| PROBLEM TO WORK ON |
Return each entry exactly, with none missing.

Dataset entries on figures
::::

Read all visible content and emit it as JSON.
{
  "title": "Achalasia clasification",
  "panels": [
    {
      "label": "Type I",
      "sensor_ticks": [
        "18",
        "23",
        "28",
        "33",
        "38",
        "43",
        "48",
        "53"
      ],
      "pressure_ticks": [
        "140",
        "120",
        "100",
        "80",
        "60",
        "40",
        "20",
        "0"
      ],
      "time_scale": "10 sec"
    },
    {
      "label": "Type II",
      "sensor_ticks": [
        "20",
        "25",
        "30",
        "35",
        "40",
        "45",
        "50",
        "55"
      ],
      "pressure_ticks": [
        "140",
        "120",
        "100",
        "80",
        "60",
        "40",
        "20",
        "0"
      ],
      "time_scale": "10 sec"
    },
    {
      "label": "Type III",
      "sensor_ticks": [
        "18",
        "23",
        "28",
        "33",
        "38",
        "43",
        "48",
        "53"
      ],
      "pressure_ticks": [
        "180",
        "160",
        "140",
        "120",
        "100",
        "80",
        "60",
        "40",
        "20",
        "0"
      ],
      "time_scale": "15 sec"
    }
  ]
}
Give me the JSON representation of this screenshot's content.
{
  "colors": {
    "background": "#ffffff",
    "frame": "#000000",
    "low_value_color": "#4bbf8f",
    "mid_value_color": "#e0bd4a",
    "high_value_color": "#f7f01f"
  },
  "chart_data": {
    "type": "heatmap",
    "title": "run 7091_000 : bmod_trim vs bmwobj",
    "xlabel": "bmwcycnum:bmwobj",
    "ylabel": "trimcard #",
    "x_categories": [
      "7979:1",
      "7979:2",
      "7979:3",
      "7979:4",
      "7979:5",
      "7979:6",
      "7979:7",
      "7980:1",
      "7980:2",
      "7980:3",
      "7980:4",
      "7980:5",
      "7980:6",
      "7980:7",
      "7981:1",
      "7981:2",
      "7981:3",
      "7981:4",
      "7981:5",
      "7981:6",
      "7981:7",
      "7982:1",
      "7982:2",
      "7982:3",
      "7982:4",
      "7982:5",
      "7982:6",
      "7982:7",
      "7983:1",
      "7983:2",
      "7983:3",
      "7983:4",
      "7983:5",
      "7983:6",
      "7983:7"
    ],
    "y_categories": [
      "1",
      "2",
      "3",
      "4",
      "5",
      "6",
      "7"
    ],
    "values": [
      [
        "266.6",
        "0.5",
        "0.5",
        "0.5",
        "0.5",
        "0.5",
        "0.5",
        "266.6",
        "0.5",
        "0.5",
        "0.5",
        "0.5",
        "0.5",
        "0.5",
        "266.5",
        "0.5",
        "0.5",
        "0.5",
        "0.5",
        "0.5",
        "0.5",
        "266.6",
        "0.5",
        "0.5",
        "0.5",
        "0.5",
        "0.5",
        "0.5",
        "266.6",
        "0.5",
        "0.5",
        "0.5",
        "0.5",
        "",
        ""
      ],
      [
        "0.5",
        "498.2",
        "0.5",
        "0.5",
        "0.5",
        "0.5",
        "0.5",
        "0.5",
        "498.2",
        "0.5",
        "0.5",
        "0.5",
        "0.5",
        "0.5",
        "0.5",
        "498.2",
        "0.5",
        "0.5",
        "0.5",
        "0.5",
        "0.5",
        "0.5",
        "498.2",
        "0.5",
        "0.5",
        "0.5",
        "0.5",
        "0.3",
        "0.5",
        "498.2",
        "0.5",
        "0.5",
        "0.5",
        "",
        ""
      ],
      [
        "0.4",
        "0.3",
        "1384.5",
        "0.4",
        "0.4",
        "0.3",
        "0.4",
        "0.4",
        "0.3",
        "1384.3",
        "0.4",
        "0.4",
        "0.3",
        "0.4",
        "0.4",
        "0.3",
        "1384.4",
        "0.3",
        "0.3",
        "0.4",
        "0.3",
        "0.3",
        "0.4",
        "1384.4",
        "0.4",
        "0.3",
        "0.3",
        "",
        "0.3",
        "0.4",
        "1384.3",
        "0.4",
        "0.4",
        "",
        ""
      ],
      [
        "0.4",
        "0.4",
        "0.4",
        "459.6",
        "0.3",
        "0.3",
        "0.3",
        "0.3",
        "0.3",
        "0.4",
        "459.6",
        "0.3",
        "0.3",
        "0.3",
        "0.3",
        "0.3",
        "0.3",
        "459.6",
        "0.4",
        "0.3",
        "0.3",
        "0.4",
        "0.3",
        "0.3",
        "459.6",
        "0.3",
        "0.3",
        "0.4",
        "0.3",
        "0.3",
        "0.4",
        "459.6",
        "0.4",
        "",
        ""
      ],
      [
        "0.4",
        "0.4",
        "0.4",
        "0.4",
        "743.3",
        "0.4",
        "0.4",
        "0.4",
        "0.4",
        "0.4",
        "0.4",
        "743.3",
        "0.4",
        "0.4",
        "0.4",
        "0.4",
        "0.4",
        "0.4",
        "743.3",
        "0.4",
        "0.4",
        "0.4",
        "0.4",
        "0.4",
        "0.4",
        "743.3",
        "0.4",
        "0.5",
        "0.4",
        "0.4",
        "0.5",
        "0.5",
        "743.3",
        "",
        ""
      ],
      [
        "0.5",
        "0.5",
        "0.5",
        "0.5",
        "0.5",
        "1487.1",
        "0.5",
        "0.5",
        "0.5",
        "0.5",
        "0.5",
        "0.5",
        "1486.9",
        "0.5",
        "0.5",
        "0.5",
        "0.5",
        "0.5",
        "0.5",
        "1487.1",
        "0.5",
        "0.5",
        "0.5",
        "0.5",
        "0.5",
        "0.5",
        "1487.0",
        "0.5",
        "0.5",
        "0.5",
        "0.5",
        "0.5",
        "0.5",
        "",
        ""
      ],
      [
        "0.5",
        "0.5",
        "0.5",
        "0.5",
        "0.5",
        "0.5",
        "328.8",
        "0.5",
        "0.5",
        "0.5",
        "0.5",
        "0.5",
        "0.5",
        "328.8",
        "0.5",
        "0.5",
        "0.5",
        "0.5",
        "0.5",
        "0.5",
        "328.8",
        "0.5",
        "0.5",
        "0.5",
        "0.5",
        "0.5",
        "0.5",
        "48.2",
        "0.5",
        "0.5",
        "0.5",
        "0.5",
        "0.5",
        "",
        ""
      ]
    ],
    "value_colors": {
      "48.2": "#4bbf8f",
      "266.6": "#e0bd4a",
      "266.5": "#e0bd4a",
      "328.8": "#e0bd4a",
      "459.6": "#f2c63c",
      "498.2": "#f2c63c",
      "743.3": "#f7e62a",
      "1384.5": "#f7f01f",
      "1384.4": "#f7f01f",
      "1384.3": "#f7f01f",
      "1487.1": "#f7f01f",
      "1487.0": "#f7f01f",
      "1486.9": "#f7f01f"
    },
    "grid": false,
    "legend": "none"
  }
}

::::

| TASK ANSWER |
Read all visible content and emit it as JSON.
{
  "title": "Achalasia clasification",
  "panels": [
    {
      "label": "Type I",
      "sensor_ticks": [
        "18",
        "23",
        "28",
        "33",
        "38",
        "43",
        "48",
        "53"
      ],
      "pressure_ticks": [
        "140",
        "120",
        "100",
        "80",
        "60",
        "40",
        "20",
        "0"
      ],
      "time_scale": "10 sec"
    },
    {
      "label": "Type II",
      "sensor_ticks": [
        "20",
        "25",
        "30",
        "35",
        "40",
        "45",
        "50",
        "55"
      ],
      "pressure_ticks": [
        "140",
        "120",
        "100",
        "80",
        "60",
        "40",
        "20",
        "0"
      ],
      "time_scale": "10 sec"
    },
    {
      "label": "Type III",
      "sensor_ticks": [
        "18",
        "23",
        "28",
        "33",
        "38",
        "43",
        "48",
        "53"
      ],
      "pressure_ticks": [
        "180",
        "160",
        "140",
        "120",
        "100",
        "80",
        "60",
        "40",
        "20",
        "0"
      ],
      "time_scale": "15 sec"
    }
  ]
}
Give me the JSON representation of this screenshot's content.
{
  "colors": {
    "background": "#ffffff",
    "frame": "#000000",
    "low_value_color": "#4bbf8f",
    "mid_value_color": "#e0bd4a",
    "high_value_color": "#f7f01f"
  },
  "chart_data": {
    "type": "heatmap",
    "title": "run 7091_000 : bmod_trim vs bmwobj",
    "xlabel": "bmwcycnum:bmwobj",
    "ylabel": "trimcard #",
    "x_categories": [
      "7979:1",
      "7979:2",
      "7979:3",
      "7979:4",
      "7979:5",
      "7979:6",
      "7979:7",
      "7980:1",
      "7980:2",
      "7980:3",
      "7980:4",
      "7980:5",
      "7980:6",
      "7980:7",
      "7981:1",
      "7981:2",
      "7981:3",
      "7981:4",
      "7981:5",
      "7981:6",
      "7981:7",
      "7982:1",
      "7982:2",
      "7982:3",
      "7982:4",
      "7982:5",
      "7982:6",
      "7982:7",
      "7983:1",
      "7983:2",
      "7983:3",
      "7983:4",
      "7983:5",
      "7983:6",
      "7983:7"
    ],
    "y_categories": [
      "1",
      "2",
      "3",
      "4",
      "5",
      "6",
      "7"
    ],
    "values": [
      [
        "266.6",
        "0.5",
        "0.5",
        "0.5",
        "0.5",
        "0.5",
        "0.5",
        "266.6",
        "0.5",
        "0.5",
        "0.5",
        "0.5",
        "0.5",
        "0.5",
        "266.5",
        "0.5",
        "0.5",
        "0.5",
        "0.5",
        "0.5",
        "0.5",
        "266.6",
        "0.5",
        "0.5",
        "0.5",
        "0.5",
        "0.5",
        "0.5",
        "266.6",
        "0.5",
        "0.5",
        "0.5",
        "0.5",
        "",
        ""
      ],
      [
        "0.5",
        "498.2",
        "0.5",
        "0.5",
        "0.5",
        "0.5",
        "0.5",
        "0.5",
        "498.2",
        "0.5",
        "0.5",
        "0.5",
        "0.5",
        "0.5",
        "0.5",
        "498.2",
        "0.5",
        "0.5",
        "0.5",
        "0.5",
        "0.5",
        "0.5",
        "498.2",
        "0.5",
        "0.5",
        "0.5",
        "0.5",
        "0.3",
        "0.5",
        "498.2",
        "0.5",
        "0.5",
        "0.5",
        "",
        ""
      ],
      [
        "0.4",
        "0.3",
        "1384.5",
        "0.4",
        "0.4",
        "0.3",
        "0.4",
        "0.4",
        "0.3",
        "1384.3",
        "0.4",
        "0.4",
        "0.3",
        "0.4",
        "0.4",
        "0.3",
        "1384.4",
        "0.3",
        "0.3",
        "0.4",
        "0.3",
        "0.3",
        "0.4",
        "1384.4",
        "0.4",
        "0.3",
        "0.3",
        "",
        "0.3",
        "0.4",
        "1384.3",
        "0.4",
        "0.4",
        "",
        ""
      ],
      [
        "0.4",
        "0.4",
        "0.4",
        "459.6",
        "0.3",
        "0.3",
        "0.3",
        "0.3",
        "0.3",
        "0.4",
        "459.6",
        "0.3",
        "0.3",
        "0.3",
        "0.3",
        "0.3",
        "0.3",
        "459.6",
        "0.4",
        "0.3",
        "0.3",
        "0.4",
        "0.3",
        "0.3",
        "459.6",
        "0.3",
        "0.3",
        "0.4",
        "0.3",
        "0.3",
        "0.4",
        "459.6",
        "0.4",
        "",
        ""
      ],
      [
        "0.4",
        "0.4",
        "0.4",
        "0.4",
        "743.3",
        "0.4",
        "0.4",
        "0.4",
        "0.4",
        "0.4",
        "0.4",
        "743.3",
        "0.4",
        "0.4",
        "0.4",
        "0.4",
        "0.4",
        "0.4",
        "743.3",
        "0.4",
        "0.4",
        "0.4",
        "0.4",
        "0.4",
        "0.4",
        "743.3",
        "0.4",
        "0.5",
        "0.4",
        "0.4",
        "0.5",
        "0.5",
        "743.3",
        "",
        ""
      ],
      [
        "0.5",
        "0.5",
        "0.5",
        "0.5",
        "0.5",
        "1487.1",
        "0.5",
        "0.5",
        "0.5",
        "0.5",
        "0.5",
        "0.5",
        "1486.9",
        "0.5",
        "0.5",
        "0.5",
        "0.5",
        "0.5",
        "0.5",
        "1487.1",
        "0.5",
        "0.5",
        "0.5",
        "0.5",
        "0.5",
        "0.5",
        "1487.0",
        "0.5",
        "0.5",
        "0.5",
        "0.5",
        "0.5",
        "0.5",
        "",
        ""
      ],
      [
        "0.5",
        "0.5",
        "0.5",
        "0.5",
        "0.5",
        "0.5",
        "328.8",
        "0.5",
        "0.5",
        "0.5",
        "0.5",
        "0.5",
        "0.5",
        "328.8",
        "0.5",
        "0.5",
        "0.5",
        "0.5",
        "0.5",
        "0.5",
        "328.8",
        "0.5",
        "0.5",
        "0.5",
        "0.5",
        "0.5",
        "0.5",
        "48.2",
        "0.5",
        "0.5",
        "0.5",
        "0.5",
        "0.5",
        "",
        ""
      ]
    ],
    "value_colors": {
      "48.2": "#4bbf8f",
      "266.6": "#e0bd4a",
      "266.5": "#e0bd4a",
      "328.8": "#e0bd4a",
      "459.6": "#f2c63c",
      "498.2": "#f2c63c",
      "743.3": "#f7e62a",
      "1384.5": "#f7f01f",
      "1384.4": "#f7f01f",
      "1384.3": "#f7f01f",
      "1487.1": "#f7f01f",
      "1487.0": "#f7f01f",
      "1486.9": "#f7f01f"
    },
    "grid": false,
    "legend": "none"
  }
}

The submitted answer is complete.